**Given exercise:**
Copy every line that contains the string "actuariel" from the entries below.

(Stored data)
..............................
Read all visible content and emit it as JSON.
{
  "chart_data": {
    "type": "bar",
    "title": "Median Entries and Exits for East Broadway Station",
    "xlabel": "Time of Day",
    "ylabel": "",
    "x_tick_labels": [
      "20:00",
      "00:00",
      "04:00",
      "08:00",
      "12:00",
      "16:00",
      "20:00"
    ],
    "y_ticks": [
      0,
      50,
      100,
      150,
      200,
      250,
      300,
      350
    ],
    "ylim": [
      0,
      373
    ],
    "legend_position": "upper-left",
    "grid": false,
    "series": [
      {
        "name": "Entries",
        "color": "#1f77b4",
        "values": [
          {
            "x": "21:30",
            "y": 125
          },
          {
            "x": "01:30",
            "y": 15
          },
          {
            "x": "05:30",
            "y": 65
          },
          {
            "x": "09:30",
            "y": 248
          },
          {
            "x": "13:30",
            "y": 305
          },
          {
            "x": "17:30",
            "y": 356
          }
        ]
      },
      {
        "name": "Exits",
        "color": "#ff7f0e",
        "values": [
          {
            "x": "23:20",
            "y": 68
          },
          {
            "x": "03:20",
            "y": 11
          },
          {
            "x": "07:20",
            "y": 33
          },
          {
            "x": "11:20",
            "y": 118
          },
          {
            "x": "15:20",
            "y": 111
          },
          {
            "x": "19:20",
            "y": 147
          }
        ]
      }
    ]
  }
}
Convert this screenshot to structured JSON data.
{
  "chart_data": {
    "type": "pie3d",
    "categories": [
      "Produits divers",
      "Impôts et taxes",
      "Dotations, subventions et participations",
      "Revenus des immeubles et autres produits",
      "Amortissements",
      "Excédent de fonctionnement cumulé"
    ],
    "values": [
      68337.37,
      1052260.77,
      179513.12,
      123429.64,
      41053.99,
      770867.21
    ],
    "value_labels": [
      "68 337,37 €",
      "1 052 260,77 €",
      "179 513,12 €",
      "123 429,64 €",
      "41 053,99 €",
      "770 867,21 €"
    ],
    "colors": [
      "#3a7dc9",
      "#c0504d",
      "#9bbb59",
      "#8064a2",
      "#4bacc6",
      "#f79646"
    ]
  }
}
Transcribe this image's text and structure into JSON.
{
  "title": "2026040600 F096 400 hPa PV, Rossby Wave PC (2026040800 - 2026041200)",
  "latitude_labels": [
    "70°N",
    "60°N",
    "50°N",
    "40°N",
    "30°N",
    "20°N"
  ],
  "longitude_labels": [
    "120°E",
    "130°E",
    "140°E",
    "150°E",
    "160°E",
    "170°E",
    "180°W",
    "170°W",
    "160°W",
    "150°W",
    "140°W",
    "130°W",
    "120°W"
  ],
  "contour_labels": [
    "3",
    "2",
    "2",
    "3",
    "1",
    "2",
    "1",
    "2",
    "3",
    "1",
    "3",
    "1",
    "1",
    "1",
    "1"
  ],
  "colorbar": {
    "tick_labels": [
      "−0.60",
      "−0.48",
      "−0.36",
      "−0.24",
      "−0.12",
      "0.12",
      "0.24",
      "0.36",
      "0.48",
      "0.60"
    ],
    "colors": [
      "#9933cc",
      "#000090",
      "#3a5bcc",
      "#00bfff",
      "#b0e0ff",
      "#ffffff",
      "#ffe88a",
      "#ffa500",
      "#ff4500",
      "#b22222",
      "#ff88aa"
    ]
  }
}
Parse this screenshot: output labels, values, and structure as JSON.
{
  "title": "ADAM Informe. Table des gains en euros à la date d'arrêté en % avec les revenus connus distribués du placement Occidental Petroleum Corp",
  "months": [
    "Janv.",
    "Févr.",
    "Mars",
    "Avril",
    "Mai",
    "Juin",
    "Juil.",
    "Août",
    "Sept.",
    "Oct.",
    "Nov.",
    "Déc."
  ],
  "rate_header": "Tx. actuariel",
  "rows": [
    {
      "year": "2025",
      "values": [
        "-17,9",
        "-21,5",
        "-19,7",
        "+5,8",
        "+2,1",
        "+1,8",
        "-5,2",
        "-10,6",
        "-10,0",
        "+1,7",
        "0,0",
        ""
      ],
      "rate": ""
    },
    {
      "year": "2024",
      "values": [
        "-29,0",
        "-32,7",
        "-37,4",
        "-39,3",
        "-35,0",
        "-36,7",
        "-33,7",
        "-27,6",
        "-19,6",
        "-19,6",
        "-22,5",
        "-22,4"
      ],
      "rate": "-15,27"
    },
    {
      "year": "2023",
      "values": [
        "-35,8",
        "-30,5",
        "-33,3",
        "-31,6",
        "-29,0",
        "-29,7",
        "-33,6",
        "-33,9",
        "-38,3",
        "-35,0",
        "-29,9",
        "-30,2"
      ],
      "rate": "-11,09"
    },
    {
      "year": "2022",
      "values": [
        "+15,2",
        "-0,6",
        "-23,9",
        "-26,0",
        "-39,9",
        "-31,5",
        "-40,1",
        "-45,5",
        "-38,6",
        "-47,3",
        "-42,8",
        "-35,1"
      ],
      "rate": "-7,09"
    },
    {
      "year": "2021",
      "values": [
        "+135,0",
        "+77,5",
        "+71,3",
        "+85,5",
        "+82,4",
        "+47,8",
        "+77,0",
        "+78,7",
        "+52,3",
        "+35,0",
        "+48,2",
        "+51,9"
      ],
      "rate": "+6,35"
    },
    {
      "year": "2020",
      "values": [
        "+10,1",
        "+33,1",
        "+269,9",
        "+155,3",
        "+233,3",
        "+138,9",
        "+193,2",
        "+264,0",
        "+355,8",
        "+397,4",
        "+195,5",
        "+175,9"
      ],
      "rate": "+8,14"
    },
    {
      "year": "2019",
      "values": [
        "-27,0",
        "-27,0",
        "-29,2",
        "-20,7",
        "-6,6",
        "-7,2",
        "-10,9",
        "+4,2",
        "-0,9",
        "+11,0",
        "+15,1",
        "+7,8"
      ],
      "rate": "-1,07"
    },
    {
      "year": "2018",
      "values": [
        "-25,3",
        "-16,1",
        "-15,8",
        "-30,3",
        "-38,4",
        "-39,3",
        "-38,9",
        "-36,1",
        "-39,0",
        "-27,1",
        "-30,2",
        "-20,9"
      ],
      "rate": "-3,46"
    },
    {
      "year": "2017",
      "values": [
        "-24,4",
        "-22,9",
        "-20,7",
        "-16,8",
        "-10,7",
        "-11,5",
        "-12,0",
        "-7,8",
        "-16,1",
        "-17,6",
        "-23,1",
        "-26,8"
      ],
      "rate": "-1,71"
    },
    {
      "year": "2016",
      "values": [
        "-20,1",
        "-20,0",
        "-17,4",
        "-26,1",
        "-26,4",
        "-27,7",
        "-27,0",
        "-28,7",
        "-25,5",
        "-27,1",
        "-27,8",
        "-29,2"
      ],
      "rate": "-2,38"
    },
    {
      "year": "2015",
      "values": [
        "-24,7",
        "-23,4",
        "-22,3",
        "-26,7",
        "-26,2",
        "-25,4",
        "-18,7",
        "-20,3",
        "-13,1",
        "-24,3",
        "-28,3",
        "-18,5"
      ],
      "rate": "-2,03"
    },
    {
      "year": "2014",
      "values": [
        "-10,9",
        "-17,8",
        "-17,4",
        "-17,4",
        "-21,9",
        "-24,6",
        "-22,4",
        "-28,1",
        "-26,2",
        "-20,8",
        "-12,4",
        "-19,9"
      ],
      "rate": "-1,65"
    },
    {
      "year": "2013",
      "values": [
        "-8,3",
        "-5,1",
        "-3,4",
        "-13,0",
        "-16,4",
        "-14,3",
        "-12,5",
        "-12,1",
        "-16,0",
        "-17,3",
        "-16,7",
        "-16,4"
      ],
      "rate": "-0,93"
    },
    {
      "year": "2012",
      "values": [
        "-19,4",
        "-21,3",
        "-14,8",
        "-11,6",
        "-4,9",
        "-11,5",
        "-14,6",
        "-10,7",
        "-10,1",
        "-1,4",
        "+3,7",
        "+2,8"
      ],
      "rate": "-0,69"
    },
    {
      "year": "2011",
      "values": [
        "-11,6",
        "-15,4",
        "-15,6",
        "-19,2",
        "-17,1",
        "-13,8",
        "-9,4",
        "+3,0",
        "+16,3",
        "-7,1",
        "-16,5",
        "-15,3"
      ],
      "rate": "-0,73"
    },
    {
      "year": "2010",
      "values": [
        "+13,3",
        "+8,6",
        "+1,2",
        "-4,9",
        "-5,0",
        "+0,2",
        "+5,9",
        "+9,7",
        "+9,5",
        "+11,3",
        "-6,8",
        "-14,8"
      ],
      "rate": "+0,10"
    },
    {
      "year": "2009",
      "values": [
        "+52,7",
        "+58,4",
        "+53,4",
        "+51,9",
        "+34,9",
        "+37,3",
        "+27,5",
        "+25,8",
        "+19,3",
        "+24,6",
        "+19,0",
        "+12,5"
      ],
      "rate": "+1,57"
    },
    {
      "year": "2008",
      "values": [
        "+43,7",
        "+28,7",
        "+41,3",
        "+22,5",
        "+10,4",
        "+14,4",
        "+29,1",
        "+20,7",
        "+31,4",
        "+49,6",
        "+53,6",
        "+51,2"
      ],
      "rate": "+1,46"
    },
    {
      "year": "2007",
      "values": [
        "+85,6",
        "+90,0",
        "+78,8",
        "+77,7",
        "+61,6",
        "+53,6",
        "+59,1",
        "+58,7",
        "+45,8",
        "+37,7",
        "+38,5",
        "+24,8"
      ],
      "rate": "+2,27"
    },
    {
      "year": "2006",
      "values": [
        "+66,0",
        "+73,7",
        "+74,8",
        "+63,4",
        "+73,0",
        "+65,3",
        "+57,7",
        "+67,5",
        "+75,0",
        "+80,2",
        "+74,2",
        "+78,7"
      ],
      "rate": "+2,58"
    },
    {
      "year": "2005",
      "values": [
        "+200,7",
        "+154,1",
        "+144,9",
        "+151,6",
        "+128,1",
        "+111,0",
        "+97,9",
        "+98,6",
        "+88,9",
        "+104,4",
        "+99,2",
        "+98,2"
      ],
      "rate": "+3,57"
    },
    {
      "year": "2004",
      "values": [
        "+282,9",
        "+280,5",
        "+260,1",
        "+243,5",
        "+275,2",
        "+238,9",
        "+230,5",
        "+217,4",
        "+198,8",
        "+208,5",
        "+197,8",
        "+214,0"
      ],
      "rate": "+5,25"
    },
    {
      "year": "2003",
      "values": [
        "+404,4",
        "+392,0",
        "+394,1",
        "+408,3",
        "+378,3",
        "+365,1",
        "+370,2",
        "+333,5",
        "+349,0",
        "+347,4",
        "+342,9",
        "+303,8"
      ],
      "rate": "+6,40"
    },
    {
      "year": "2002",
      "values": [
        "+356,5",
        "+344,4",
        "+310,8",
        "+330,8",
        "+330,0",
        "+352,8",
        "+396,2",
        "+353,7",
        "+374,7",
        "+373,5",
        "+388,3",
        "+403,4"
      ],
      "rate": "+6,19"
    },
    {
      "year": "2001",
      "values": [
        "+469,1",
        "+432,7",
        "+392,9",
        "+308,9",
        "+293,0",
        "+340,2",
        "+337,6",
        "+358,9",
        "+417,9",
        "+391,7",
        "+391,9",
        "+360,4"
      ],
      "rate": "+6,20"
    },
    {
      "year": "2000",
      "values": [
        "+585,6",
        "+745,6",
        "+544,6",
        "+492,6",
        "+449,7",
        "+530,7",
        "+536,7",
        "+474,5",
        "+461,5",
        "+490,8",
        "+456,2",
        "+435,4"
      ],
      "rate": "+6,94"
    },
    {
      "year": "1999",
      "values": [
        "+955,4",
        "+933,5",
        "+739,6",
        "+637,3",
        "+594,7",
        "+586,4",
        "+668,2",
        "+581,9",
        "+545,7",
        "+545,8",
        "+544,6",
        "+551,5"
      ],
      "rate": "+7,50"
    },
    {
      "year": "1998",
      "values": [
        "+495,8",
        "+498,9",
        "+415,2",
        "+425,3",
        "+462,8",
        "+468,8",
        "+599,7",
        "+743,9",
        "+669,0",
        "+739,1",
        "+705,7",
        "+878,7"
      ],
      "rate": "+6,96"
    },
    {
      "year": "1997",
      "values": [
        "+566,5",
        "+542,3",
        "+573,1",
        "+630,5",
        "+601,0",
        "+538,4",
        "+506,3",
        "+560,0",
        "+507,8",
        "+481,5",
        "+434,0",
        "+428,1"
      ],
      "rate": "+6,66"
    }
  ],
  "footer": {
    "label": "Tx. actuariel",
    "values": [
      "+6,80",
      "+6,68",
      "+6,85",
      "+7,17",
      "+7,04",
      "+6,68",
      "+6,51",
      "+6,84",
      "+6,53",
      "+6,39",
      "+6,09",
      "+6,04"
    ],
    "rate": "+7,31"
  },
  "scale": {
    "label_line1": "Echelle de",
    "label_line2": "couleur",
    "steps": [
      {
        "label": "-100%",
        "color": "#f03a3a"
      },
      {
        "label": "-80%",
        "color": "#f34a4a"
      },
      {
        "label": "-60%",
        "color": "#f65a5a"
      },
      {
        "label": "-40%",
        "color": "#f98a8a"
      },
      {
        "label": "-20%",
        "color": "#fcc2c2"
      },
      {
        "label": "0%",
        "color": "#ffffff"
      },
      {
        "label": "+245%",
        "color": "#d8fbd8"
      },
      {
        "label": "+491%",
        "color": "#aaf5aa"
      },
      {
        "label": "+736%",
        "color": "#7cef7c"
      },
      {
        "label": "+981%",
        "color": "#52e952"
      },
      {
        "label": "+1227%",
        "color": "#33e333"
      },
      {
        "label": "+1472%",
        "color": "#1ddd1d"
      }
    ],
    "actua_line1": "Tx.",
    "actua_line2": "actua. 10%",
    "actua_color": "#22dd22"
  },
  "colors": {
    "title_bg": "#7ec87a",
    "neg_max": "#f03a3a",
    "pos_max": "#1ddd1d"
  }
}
..............................
**Response to the task:**
  "rate_header": "Tx. actuariel",
    "label": "Tx. actuariel",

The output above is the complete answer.